* **AIM OF THE TASK**: Locate every line in the records below that holds the word "accepter" and return each one.

* **MATERIAL FOR THE TASK**:
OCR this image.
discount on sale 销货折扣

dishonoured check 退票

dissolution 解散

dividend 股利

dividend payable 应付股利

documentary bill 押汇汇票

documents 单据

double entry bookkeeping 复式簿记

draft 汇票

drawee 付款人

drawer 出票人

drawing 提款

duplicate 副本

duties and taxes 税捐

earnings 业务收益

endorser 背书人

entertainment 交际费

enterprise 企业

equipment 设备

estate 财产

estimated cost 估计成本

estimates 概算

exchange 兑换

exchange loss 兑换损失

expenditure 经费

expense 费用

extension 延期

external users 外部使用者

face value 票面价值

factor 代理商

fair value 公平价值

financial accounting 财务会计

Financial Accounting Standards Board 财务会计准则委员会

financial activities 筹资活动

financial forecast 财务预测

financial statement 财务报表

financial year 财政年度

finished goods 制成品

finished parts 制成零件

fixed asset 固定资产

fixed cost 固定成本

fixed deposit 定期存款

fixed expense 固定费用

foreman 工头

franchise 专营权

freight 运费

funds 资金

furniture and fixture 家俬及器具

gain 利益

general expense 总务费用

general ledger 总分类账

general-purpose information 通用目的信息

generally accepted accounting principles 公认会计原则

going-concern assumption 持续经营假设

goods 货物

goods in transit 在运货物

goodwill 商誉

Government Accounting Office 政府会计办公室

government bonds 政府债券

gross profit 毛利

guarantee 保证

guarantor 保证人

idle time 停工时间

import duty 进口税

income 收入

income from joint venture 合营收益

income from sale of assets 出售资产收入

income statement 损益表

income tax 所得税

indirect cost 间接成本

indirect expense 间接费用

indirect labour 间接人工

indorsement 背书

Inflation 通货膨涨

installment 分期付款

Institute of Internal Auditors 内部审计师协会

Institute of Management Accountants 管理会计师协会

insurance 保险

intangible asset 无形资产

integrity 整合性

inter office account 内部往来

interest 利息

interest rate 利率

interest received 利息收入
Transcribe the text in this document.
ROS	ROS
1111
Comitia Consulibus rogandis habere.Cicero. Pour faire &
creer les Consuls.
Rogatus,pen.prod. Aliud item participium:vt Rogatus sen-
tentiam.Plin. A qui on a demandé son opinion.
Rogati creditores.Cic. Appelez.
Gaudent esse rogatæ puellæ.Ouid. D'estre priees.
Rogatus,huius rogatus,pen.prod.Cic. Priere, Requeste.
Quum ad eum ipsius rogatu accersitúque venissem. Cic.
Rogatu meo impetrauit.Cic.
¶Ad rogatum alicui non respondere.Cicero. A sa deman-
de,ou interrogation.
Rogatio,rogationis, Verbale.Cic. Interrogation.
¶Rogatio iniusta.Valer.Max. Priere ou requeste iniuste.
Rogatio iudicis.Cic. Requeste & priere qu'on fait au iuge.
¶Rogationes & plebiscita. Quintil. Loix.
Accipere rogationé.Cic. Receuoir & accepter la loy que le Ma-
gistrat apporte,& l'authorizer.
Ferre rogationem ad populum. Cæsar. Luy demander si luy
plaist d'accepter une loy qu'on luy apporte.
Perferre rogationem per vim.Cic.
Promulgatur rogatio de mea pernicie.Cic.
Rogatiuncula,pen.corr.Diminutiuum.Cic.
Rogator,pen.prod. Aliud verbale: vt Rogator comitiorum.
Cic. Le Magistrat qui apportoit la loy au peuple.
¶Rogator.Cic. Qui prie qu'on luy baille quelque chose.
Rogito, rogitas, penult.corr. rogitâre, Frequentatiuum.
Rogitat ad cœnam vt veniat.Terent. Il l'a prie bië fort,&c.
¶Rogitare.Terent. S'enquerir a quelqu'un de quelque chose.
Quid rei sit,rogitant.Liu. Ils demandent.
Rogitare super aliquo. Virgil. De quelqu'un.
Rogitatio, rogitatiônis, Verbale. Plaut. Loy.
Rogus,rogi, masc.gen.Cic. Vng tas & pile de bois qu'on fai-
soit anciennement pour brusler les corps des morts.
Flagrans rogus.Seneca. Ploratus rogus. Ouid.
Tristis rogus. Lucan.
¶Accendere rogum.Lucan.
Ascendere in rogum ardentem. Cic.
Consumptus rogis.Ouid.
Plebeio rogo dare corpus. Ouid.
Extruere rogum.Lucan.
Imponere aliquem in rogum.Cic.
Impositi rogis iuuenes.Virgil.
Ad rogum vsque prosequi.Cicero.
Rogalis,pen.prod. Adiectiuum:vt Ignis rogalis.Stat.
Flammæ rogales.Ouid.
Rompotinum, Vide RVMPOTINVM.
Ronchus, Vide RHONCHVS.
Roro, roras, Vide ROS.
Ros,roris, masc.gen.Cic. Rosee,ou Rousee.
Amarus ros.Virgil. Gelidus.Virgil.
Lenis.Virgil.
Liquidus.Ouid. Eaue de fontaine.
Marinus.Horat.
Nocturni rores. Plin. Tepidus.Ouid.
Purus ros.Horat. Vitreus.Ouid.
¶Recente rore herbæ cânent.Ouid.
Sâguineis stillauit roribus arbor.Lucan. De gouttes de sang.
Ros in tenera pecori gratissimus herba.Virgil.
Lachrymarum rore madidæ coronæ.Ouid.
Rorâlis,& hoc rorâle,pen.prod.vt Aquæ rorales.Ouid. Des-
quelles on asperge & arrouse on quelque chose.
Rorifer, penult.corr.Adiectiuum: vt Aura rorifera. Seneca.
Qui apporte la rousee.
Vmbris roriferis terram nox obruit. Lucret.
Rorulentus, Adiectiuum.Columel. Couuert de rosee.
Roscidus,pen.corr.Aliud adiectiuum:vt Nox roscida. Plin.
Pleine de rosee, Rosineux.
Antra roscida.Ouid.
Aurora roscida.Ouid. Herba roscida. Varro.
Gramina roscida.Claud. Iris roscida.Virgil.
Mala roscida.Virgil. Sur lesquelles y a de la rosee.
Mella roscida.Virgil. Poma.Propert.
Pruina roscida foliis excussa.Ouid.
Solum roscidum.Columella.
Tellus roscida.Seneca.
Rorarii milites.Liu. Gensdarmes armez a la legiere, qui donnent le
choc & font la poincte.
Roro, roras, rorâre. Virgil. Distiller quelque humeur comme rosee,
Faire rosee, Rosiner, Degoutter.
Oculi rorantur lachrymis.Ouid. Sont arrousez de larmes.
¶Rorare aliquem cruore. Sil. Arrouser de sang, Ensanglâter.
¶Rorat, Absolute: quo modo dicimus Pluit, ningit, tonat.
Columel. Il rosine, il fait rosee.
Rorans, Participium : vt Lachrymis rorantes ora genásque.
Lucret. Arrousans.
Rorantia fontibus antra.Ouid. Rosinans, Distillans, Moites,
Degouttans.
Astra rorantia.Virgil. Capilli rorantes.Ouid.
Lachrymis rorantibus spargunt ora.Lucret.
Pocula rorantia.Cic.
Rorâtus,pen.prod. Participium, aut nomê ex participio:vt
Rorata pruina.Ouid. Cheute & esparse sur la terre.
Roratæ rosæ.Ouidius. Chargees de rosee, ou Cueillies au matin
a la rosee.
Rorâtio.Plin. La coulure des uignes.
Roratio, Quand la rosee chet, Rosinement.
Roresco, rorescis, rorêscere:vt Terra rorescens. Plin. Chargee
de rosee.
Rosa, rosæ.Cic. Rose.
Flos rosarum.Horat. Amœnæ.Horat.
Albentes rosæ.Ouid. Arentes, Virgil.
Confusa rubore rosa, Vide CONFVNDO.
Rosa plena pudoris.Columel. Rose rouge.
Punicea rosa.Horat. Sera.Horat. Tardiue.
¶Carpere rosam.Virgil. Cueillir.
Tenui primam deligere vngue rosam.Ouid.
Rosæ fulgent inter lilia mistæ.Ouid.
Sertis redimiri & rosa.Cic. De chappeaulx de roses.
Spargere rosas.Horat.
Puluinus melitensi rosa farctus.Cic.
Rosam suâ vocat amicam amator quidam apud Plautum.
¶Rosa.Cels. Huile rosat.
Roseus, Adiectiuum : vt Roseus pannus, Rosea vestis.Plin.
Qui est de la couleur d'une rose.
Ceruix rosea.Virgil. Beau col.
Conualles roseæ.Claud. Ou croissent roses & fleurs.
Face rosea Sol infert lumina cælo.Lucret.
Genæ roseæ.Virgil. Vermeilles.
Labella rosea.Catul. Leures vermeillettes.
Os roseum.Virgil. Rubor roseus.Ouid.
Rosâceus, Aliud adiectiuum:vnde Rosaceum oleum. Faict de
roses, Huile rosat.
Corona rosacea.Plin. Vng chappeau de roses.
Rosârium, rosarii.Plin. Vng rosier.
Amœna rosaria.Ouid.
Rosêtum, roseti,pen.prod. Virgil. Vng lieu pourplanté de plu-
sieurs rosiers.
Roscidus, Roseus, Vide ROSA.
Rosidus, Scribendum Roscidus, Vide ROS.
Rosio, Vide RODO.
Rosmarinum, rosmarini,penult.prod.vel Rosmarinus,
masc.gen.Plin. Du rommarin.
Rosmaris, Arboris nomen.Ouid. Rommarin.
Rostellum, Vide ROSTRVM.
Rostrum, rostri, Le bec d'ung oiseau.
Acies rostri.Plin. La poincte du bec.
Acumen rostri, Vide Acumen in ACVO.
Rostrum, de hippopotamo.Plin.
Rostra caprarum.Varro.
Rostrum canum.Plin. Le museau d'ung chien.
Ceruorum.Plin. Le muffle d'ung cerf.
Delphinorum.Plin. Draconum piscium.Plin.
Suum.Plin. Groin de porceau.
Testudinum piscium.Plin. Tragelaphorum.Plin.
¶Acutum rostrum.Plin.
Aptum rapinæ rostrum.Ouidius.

* **FULL OUTPUT**:
Accipere rogationé.Cic. Receuoir & accepter la loy que le Ma-
plaist d'accepter une loy qu'on luy apporte.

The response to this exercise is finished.